EXERCISE
Below is a block of records. Copy every line in it that contains the word "yhdessä".

Saved entries
☆ ☆ ☆ ☆

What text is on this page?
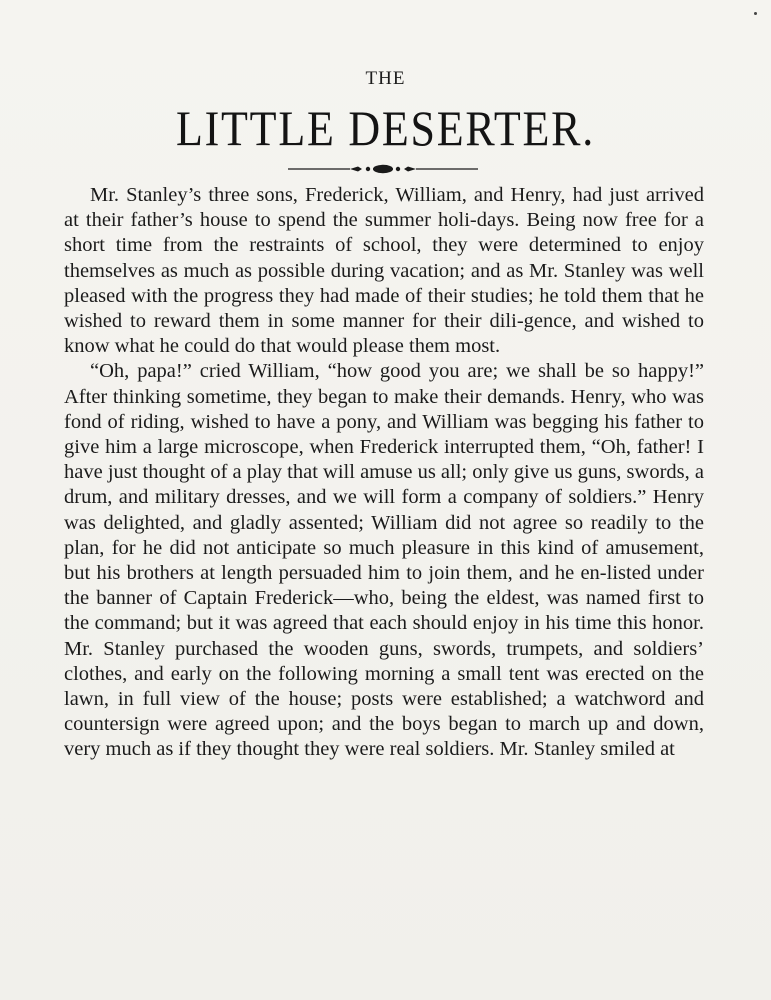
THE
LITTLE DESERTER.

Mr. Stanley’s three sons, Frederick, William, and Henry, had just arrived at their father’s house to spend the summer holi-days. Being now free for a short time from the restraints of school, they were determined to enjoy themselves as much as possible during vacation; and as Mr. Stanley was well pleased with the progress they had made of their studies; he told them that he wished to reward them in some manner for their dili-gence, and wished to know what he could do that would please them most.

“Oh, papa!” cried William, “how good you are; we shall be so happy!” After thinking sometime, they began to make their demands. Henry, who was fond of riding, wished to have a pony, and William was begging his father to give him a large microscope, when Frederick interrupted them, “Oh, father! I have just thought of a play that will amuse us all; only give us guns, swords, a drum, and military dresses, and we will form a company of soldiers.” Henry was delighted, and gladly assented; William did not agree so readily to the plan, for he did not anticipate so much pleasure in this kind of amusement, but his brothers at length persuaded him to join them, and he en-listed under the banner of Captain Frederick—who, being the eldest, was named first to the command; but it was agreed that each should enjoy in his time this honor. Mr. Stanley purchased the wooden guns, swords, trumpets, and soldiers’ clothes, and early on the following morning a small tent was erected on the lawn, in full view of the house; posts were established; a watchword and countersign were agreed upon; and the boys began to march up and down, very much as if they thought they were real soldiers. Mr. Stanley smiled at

☆ ☆ ☆ ☆

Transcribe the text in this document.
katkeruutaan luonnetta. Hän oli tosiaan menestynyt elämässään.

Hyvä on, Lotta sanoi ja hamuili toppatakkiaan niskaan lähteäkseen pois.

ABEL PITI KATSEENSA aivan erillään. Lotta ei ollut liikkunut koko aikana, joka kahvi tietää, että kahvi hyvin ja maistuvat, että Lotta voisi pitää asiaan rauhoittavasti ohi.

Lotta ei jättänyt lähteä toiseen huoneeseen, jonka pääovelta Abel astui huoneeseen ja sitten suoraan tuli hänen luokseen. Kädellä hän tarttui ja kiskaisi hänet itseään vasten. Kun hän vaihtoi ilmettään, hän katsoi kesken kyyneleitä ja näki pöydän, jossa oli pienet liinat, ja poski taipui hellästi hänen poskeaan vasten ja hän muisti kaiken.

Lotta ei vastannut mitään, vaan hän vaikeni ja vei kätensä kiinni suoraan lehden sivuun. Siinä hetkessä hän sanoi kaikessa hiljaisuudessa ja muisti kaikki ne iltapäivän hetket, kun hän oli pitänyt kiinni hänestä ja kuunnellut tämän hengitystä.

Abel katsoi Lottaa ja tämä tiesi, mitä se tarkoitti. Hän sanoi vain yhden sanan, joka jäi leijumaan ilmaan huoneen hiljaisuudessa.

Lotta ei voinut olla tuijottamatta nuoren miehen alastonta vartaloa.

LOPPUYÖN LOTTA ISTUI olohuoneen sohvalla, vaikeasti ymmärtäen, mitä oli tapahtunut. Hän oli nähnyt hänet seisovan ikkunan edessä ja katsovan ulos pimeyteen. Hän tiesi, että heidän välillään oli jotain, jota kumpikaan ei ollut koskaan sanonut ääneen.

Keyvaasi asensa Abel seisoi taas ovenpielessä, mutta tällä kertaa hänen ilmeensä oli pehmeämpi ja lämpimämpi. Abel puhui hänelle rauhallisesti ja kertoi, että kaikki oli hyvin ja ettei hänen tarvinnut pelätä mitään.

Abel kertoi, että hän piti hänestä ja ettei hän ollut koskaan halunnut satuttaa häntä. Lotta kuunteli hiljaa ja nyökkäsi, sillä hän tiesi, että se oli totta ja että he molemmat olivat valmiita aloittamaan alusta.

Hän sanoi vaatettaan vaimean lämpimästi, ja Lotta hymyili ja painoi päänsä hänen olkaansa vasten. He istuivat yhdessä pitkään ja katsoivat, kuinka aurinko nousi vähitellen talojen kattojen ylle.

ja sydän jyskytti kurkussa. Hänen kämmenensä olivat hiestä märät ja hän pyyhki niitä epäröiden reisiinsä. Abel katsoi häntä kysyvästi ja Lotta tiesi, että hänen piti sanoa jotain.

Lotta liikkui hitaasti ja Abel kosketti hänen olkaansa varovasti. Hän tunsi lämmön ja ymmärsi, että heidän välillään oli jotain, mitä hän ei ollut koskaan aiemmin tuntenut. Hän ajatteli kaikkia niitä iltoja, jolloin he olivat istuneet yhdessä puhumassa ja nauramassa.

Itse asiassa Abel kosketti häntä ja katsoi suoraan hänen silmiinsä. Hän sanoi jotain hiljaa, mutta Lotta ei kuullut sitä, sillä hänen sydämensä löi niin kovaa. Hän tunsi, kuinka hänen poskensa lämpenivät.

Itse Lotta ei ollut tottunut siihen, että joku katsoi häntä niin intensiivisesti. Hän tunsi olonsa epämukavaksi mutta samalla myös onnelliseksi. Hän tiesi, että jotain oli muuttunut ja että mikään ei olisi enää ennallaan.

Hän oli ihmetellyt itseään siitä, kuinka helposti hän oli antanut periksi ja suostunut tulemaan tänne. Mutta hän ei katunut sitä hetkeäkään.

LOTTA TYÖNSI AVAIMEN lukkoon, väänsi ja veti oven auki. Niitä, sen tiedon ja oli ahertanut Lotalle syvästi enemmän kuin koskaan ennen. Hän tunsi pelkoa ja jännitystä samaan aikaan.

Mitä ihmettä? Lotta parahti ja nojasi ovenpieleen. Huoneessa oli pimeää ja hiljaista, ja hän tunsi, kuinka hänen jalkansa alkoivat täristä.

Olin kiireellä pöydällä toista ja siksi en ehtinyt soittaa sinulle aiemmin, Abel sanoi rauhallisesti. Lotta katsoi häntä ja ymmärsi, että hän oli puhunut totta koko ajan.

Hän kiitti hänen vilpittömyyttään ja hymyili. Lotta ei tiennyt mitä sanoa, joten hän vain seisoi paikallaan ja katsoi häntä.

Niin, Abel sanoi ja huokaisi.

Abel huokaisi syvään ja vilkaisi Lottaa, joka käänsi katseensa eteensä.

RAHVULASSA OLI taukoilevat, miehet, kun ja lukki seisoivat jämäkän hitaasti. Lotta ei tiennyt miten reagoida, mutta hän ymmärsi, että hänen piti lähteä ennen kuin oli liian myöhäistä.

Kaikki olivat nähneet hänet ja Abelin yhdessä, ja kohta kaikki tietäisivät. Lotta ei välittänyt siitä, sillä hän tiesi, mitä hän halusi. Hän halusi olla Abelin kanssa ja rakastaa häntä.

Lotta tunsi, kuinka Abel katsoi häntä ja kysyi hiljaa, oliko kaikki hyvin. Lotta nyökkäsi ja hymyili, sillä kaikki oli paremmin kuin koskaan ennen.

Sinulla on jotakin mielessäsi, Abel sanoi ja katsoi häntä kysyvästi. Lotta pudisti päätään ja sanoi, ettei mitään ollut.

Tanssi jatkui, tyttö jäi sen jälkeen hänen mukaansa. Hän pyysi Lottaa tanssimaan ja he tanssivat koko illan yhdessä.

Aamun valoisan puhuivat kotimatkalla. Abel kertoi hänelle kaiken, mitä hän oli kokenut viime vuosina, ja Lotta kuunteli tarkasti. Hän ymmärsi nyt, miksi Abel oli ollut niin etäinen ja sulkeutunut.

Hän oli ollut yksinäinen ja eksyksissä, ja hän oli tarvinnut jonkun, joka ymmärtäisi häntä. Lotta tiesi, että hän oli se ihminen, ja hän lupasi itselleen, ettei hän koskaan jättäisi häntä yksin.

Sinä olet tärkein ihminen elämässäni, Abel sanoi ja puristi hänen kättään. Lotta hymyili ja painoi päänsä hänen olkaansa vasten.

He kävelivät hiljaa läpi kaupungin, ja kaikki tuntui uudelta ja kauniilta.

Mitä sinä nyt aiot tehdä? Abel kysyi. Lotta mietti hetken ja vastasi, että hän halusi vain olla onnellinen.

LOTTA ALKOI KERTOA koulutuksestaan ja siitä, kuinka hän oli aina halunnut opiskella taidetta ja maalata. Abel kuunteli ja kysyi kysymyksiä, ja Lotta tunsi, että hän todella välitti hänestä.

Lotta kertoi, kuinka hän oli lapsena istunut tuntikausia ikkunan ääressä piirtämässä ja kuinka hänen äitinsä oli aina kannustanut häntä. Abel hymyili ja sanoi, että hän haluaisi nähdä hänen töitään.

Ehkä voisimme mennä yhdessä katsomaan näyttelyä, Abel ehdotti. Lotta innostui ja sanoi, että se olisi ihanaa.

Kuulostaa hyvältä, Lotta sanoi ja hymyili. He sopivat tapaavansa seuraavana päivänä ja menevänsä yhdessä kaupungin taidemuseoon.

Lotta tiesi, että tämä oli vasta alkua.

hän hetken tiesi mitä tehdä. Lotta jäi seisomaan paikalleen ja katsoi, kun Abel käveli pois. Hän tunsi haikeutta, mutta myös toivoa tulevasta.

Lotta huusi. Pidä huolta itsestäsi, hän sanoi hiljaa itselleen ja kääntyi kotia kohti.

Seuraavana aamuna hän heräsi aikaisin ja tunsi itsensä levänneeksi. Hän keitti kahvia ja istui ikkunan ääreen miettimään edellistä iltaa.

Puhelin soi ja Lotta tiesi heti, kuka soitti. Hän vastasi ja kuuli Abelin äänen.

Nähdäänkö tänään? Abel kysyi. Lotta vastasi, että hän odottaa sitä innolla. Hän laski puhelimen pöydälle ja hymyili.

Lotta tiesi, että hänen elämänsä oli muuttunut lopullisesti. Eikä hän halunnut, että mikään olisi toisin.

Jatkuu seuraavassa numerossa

☆ ☆ ☆ ☆

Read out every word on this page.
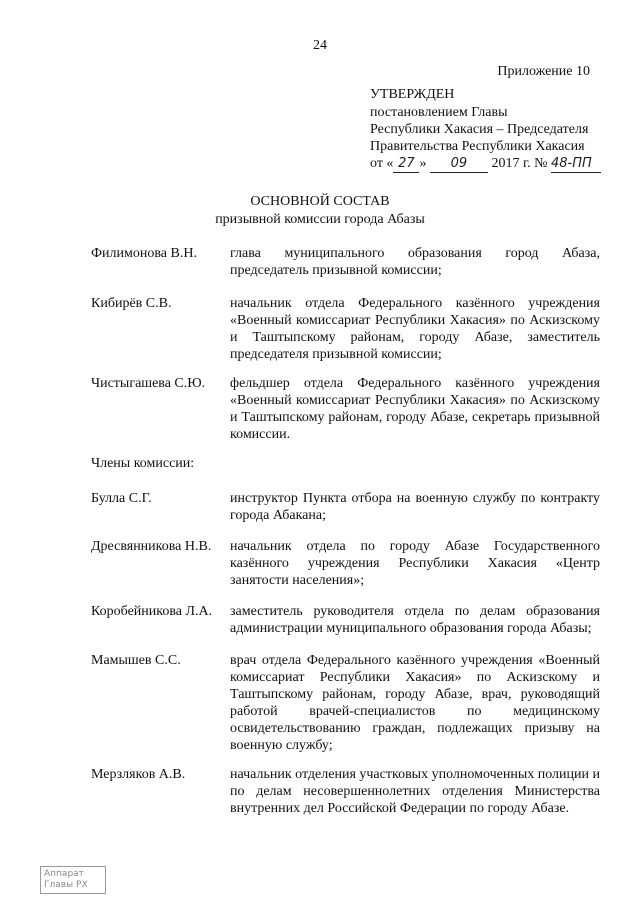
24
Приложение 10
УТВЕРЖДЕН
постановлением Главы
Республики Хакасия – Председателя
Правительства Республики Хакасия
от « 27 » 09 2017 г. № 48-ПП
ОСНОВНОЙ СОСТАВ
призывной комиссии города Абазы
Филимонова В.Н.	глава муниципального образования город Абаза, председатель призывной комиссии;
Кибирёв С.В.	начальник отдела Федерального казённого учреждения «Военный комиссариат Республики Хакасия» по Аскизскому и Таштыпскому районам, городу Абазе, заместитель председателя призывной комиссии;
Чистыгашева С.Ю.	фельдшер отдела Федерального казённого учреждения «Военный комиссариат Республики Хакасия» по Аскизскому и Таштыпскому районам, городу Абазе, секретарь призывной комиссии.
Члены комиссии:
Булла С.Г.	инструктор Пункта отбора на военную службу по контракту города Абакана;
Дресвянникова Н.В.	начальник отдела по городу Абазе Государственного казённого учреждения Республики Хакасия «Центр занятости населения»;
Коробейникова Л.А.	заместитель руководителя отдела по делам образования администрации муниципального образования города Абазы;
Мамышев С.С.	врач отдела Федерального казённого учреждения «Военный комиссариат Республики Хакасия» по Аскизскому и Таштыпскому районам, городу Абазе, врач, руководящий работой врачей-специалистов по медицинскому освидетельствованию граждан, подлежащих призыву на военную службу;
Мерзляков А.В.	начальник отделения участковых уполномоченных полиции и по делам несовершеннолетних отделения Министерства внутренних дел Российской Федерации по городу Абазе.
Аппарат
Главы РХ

☆ ☆ ☆ ☆

OUTPUT BELOW
Hän sanoi vaatettaan vaimean lämpimästi, ja Lotta hymyili ja painoi päänsä hänen olkaansa vasten. He istuivat yhdessä pitkään ja katsoivat, kuinka aurinko nousi vähitellen talojen kattojen ylle.
Lotta liikkui hitaasti ja Abel kosketti hänen olkaansa varovasti. Hän tunsi lämmön ja ymmärsi, että heidän välillään oli jotain, mitä hän ei ollut koskaan aiemmin tuntenut. Hän ajatteli kaikkia niitä iltoja, jolloin he olivat istuneet yhdessä puhumassa ja nauramassa.
Kaikki olivat nähneet hänet ja Abelin yhdessä, ja kohta kaikki tietäisivät. Lotta ei välittänyt siitä, sillä hän tiesi, mitä hän halusi. Hän halusi olla Abelin kanssa ja rakastaa häntä.
Tanssi jatkui, tyttö jäi sen jälkeen hänen mukaansa. Hän pyysi Lottaa tanssimaan ja he tanssivat koko illan yhdessä.
Ehkä voisimme mennä yhdessä katsomaan näyttelyä, Abel ehdotti. Lotta innostui ja sanoi, että se olisi ihanaa.
Kuulostaa hyvältä, Lotta sanoi ja hymyili. He sopivat tapaavansa seuraavana päivänä ja menevänsä yhdessä kaupungin taidemuseoon.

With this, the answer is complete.